Extract the final stretch of the data: the line that contains "Read out every word on this page." and every line after it, unaltered, and no other lines.

Items from a data source

.....

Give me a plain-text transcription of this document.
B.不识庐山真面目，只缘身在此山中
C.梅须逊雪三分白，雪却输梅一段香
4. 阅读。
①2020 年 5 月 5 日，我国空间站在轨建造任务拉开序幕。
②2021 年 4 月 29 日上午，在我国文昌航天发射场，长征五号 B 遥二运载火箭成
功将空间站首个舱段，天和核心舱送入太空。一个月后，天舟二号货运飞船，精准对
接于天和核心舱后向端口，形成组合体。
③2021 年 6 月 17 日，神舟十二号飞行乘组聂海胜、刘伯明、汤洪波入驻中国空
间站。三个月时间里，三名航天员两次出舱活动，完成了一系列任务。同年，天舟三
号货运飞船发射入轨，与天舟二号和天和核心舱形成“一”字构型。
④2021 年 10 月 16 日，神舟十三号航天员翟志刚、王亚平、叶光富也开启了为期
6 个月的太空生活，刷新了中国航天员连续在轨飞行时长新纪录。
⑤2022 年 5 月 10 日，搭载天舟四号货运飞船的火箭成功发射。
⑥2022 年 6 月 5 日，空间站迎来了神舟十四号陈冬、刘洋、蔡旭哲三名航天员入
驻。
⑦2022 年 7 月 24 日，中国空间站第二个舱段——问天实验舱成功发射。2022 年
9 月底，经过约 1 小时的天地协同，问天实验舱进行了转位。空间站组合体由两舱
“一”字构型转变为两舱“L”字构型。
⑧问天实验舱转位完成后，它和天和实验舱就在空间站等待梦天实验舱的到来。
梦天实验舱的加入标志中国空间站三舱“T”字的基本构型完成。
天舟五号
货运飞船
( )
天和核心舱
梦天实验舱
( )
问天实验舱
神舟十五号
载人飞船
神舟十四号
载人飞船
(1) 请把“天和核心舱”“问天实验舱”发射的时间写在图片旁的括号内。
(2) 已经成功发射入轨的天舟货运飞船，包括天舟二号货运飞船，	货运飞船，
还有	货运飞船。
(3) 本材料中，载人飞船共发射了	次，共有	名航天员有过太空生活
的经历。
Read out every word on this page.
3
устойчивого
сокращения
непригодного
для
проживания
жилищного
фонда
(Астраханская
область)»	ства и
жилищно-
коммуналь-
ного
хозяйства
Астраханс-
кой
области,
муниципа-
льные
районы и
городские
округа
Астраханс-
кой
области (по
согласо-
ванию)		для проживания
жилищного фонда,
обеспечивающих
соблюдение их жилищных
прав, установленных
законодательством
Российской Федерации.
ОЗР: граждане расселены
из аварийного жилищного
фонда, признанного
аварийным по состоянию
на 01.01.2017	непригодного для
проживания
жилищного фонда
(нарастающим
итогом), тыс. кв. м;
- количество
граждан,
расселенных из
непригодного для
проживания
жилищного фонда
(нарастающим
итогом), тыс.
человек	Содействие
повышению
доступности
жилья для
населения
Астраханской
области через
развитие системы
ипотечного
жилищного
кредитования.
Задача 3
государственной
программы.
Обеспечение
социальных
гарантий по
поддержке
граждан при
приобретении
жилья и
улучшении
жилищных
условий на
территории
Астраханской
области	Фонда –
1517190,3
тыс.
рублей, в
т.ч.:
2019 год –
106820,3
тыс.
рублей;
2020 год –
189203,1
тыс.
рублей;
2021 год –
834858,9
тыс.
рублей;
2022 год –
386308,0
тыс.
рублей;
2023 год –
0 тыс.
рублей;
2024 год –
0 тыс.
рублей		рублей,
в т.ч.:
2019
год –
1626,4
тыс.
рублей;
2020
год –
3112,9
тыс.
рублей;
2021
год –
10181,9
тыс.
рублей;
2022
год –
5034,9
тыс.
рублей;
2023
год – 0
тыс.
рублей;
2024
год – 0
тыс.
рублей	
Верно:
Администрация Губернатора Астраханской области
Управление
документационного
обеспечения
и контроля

.....

■ CORRECT RESULT
Read out every word on this page.
3
устойчивого
сокращения
непригодного
для
проживания
жилищного
фонда
(Астраханская
область)»	ства и
жилищно-
коммуналь-
ного
хозяйства
Астраханс-
кой
области,
муниципа-
льные
районы и
городские
округа
Астраханс-
кой
области (по
согласо-
ванию)		для проживания
жилищного фонда,
обеспечивающих
соблюдение их жилищных
прав, установленных
законодательством
Российской Федерации.
ОЗР: граждане расселены
из аварийного жилищного
фонда, признанного
аварийным по состоянию
на 01.01.2017	непригодного для
проживания
жилищного фонда
(нарастающим
итогом), тыс. кв. м;
- количество
граждан,
расселенных из
непригодного для
проживания
жилищного фонда
(нарастающим
итогом), тыс.
человек	Содействие
повышению
доступности
жилья для
населения
Астраханской
области через
развитие системы
ипотечного
жилищного
кредитования.
Задача 3
государственной
программы.
Обеспечение
социальных
гарантий по
поддержке
граждан при
приобретении
жилья и
улучшении
жилищных
условий на
территории
Астраханской
области	Фонда –
1517190,3
тыс.
рублей, в
т.ч.:
2019 год –
106820,3
тыс.
рублей;
2020 год –
189203,1
тыс.
рублей;
2021 год –
834858,9
тыс.
рублей;
2022 год –
386308,0
тыс.
рублей;
2023 год –
0 тыс.
рублей;
2024 год –
0 тыс.
рублей		рублей,
в т.ч.:
2019
год –
1626,4
тыс.
рублей;
2020
год –
3112,9
тыс.
рублей;
2021
год –
10181,9
тыс.
рублей;
2022
год –
5034,9
тыс.
рублей;
2023
год – 0
тыс.
рублей;
2024
год – 0
тыс.
рублей	
Верно:
Администрация Губернатора Астраханской области
Управление
документационного
обеспечения
и контроля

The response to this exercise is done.